● **EXERCISE GOAL**
Look through the lines below and extract each one that contains "Refining".

start AVAILABLE RECORDS

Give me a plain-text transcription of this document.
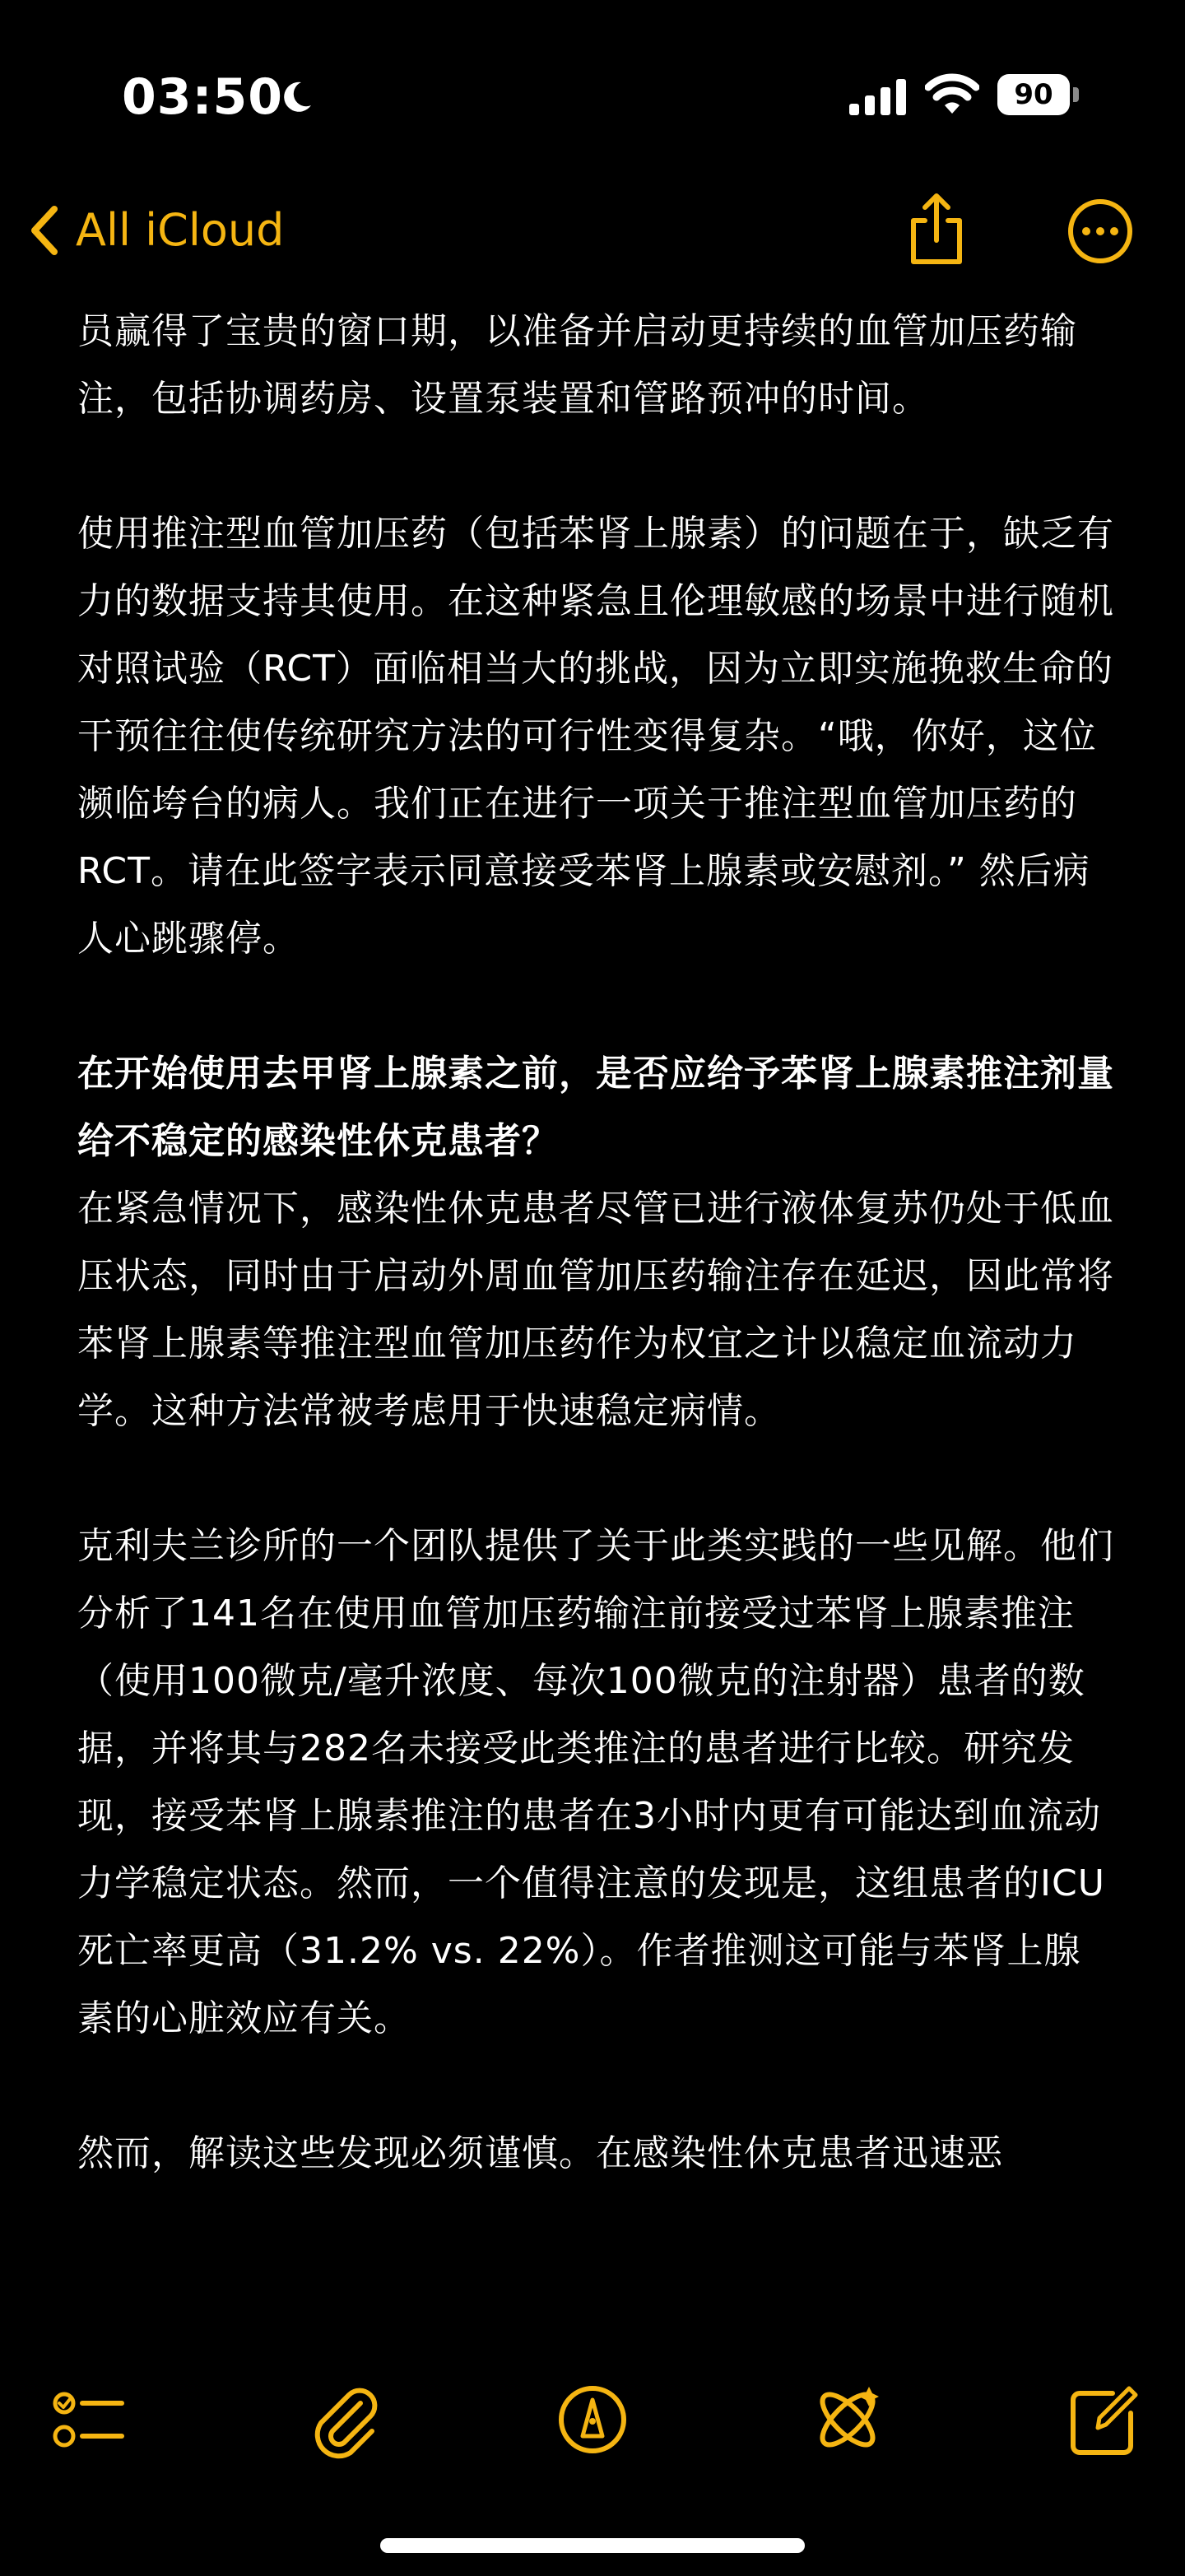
03:50	90
All iCloud

员赢得了宝贵的窗口期，以准备并启动更持续的血管加压药输注，包括协调药房、设置泵装置和管路预冲的时间。

使用推注型血管加压药（包括苯肾上腺素）的问题在于，缺乏有力的数据支持其使用。在这种紧急且伦理敏感的场景中进行随机对照试验（RCT）面临相当大的挑战，因为立即实施挽救生命的干预往往使传统研究方法的可行性变得复杂。“哦，你好，这位濒临垮台的病人。我们正在进行一项关于推注型血管加压药的RCT。请在此签字表示同意接受苯肾上腺素或安慰剂。” 然后病人心跳骤停。

在开始使用去甲肾上腺素之前，是否应给予苯肾上腺素推注剂量给不稳定的感染性休克患者？

在紧急情况下，感染性休克患者尽管已进行液体复苏仍处于低血压状态，同时由于启动外周血管加压药输注存在延迟，因此常将苯肾上腺素等推注型血管加压药作为权宜之计以稳定血流动力学。这种方法常被考虑用于快速稳定病情。

克利夫兰诊所的一个团队提供了关于此类实践的一些见解。他们分析了141名在使用血管加压药输注前接受过苯肾上腺素推注（使用100微克/毫升浓度、每次100微克的注射器）患者的数据，并将其与282名未接受此类推注的患者进行比较。研究发现，接受苯肾上腺素推注的患者在3小时内更有可能达到血流动力学稳定状态。然而，一个值得注意的发现是，这组患者的ICU死亡率更高（31.2% vs. 22%）。作者推测这可能与苯肾上腺素的心脏效应有关。

然而，解读这些发现必须谨慎。在感染性休克患者迅速恶
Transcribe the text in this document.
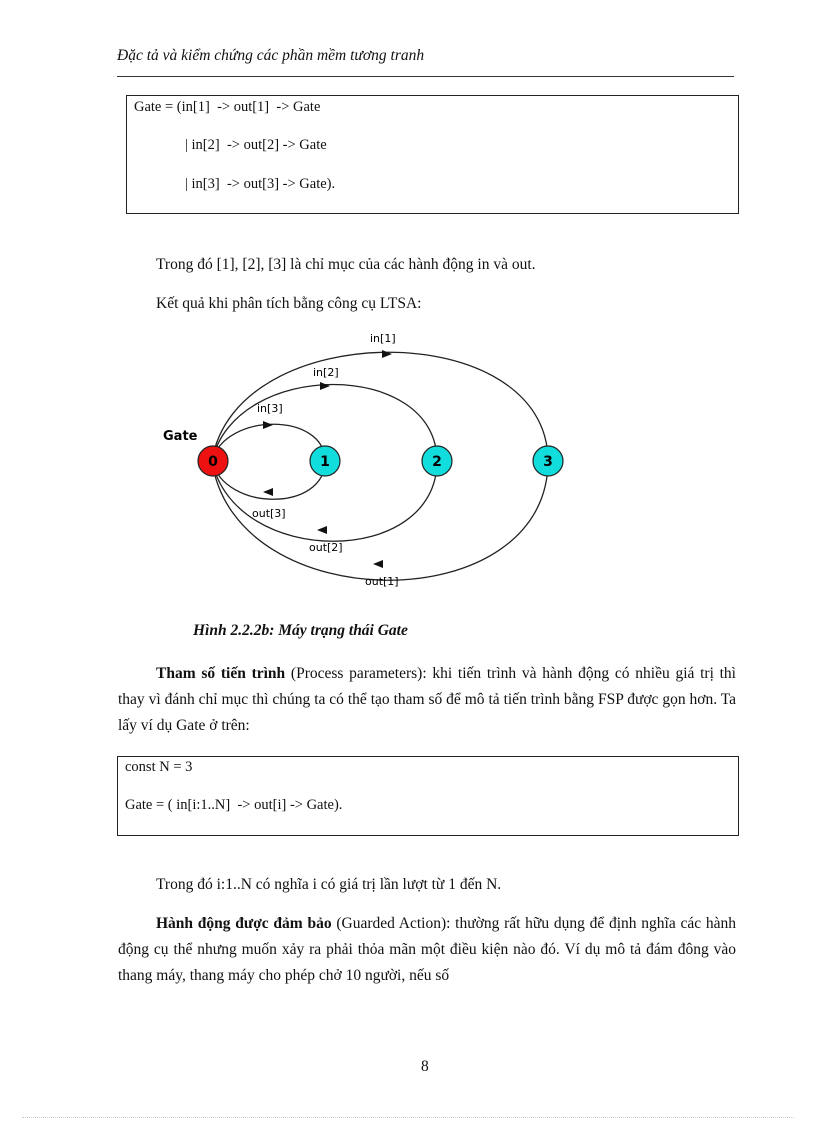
Đặc tả và kiểm chứng các phần mềm tương tranh
Gate = (in[1]  -> out[1]  -> Gate
| in[2]  -> out[2] -> Gate
| in[3]  -> out[3] -> Gate).
Trong đó [1], [2], [3] là chỉ mục của các hành động in và out.
Kết quả khi phân tích bằng công cụ LTSA:
in[1]
in[2]
in[3]
out[3]
out[2]
out[1]
Gate
0	1	2	3
Hình 2.2.2b: Máy trạng thái Gate
Tham số tiến trình (Process parameters): khi tiến trình và hành động có nhiều giá trị thì thay vì đánh chỉ mục thì chúng ta có thể tạo tham số để mô tả tiến trình bằng FSP được gọn hơn. Ta lấy ví dụ Gate ở trên:
const N = 3
Gate = ( in[i:1..N]  -> out[i] -> Gate).
Trong đó i:1..N có nghĩa i có giá trị lần lượt từ 1 đến N.
Hành động được đảm bảo (Guarded Action): thường rất hữu dụng để định nghĩa các hành động cụ thể nhưng muốn xảy ra phải thỏa mãn một điều kiện nào đó. Ví dụ mô tả đám đông vào thang máy, thang máy cho phép chở 10 người, nếu số
8
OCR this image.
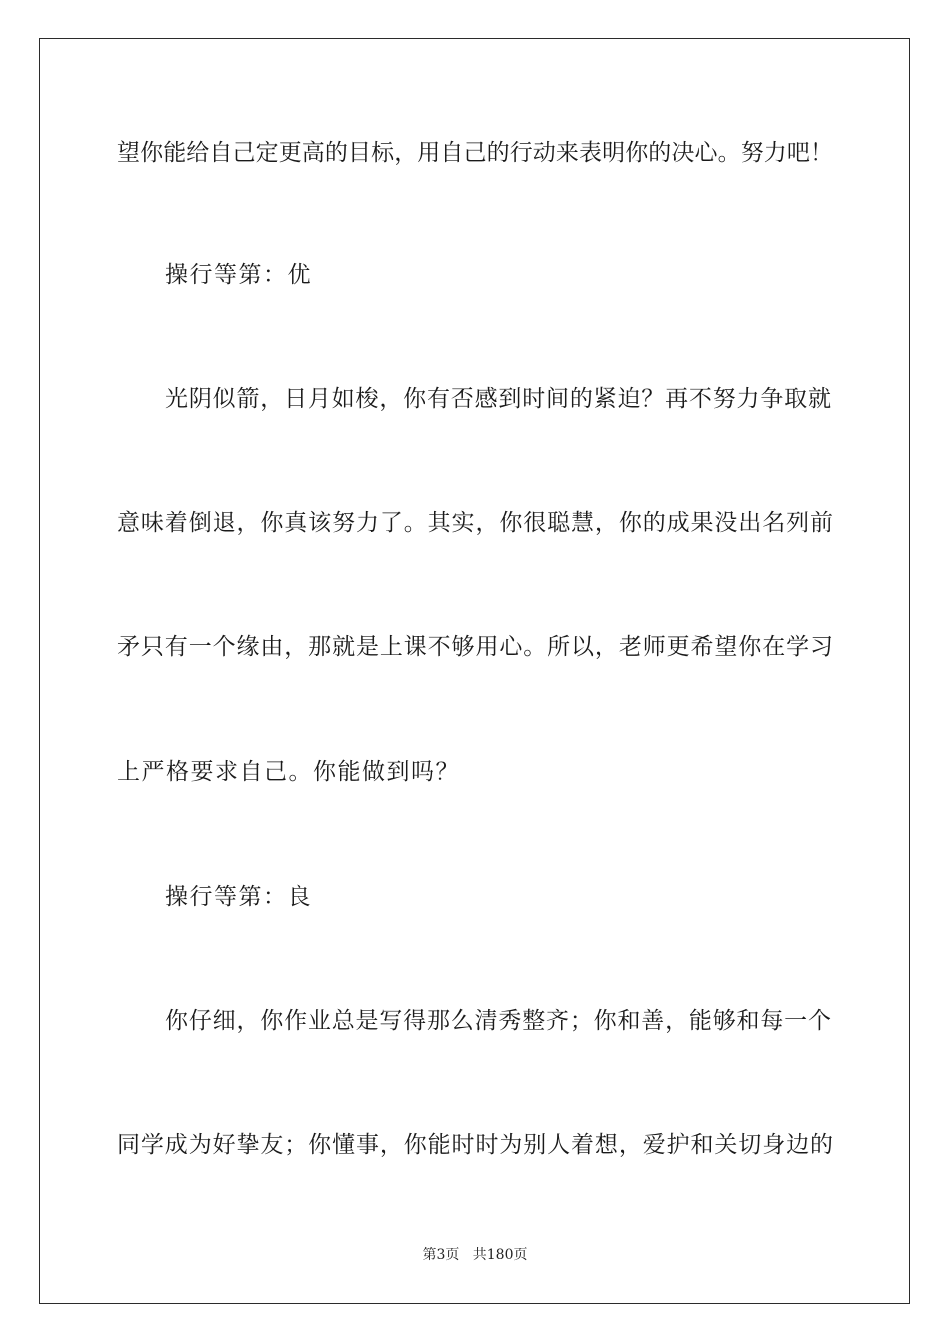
望你能给自己定更高的目标，用自己的行动来表明你的决心。努力吧！
操行等第：优
光阴似箭，日月如梭，你有否感到时间的紧迫？再不努力争取就
意味着倒退，你真该努力了。其实，你很聪慧，你的成果没出名列前
矛只有一个缘由，那就是上课不够用心。所以，老师更希望你在学习
上严格要求自己。你能做到吗？
操行等第：良
你仔细，你作业总是写得那么清秀整齐；你和善，能够和每一个
同学成为好挚友；你懂事，你能时时为别人着想，爱护和关切身边的
第3页 共180页
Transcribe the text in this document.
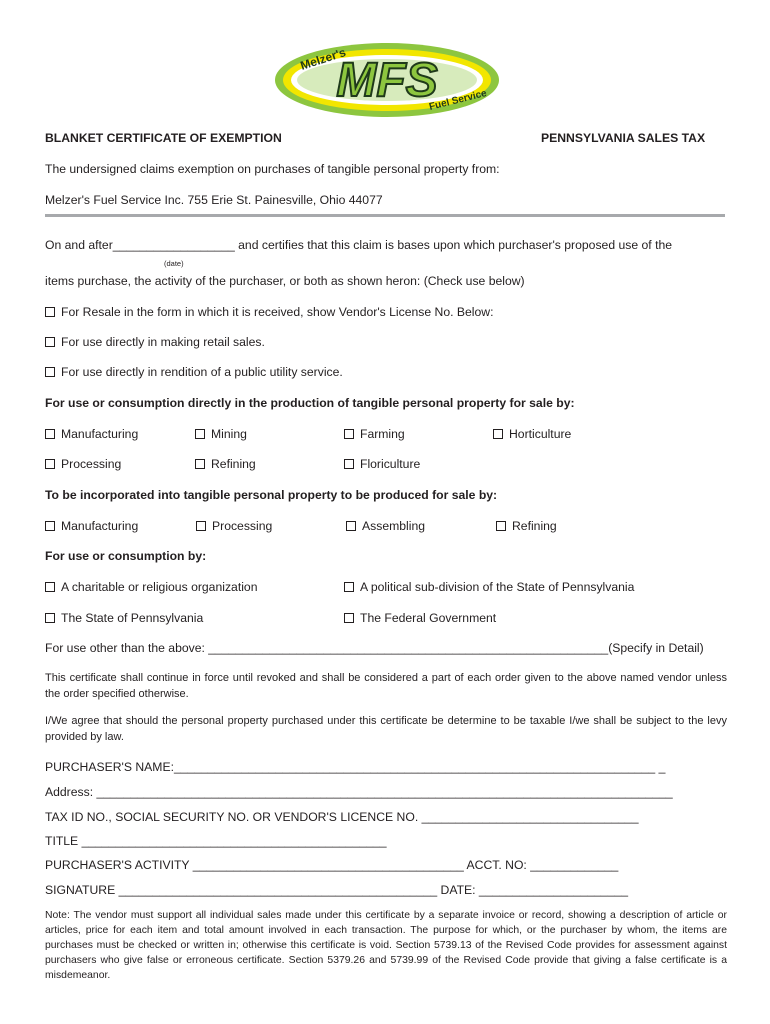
MFS
Melzer's
Fuel Service
BLANKET CERTIFICATE OF EXEMPTION	PENNSYLVANIA SALES TAX
The undersigned claims exemption on purchases of tangible personal property from:
Melzer's Fuel Service Inc. 755 Erie St. Painesville, Ohio 44077
On and after__________________ and certifies that this claim is bases upon which purchaser's proposed use of the
(date)
items purchase, the activity of the purchaser, or both as shown heron: (Check use below)
For Resale in the form in which it is received, show Vendor's License No. Below:
For use directly in making retail sales.
For use directly in rendition of a public utility service.
For use or consumption directly in the production of tangible personal property for sale by:
Manufacturing	Mining	Farming	Horticulture
Processing	Refining	Floriculture
To be incorporated into tangible personal property to be produced for sale by:
Manufacturing	Processing	Assembling	Refining
For use or consumption by:
A charitable or religious organization	A political sub-division of the State of Pennsylvania
The State of Pennsylvania	The Federal Government
For use other than the above: ___________________________________________________________(Specify in Detail)
This certificate shall continue in force until revoked and shall be considered a part of each order given to the above named vendor unless the order specified otherwise.
I/We agree that should the personal property purchased under this certificate be determine to be taxable I/we shall be subject to the levy provided by law.
PURCHASER'S NAME:_______________________________________________________________________ _
Address: _____________________________________________________________________________________
TAX ID NO., SOCIAL SECURITY NO. OR VENDOR'S LICENCE NO. ________________________________
TITLE _____________________________________________
PURCHASER'S ACTIVITY ________________________________________ ACCT. NO: _____________
SIGNATURE _______________________________________________ DATE: ______________________
Note: The vendor must support all individual sales made under this certificate by a separate invoice or record, showing a description of article or articles, price for each item and total amount involved in each transaction. The purpose for which, or the purchaser by whom, the items are purchases must be checked or written in; otherwise this certificate is void. Section 5739.13 of the Revised Code provides for assessment against purchasers who give false or erroneous certificate. Section 5379.26 and 5739.99 of the Revised Code provide that giving a false certificate is a misdemeanor.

end AVAILABLE RECORDS

● **RIGHT ANSWER**
Processing	Refining	Floriculture
Manufacturing	Processing	Assembling	Refining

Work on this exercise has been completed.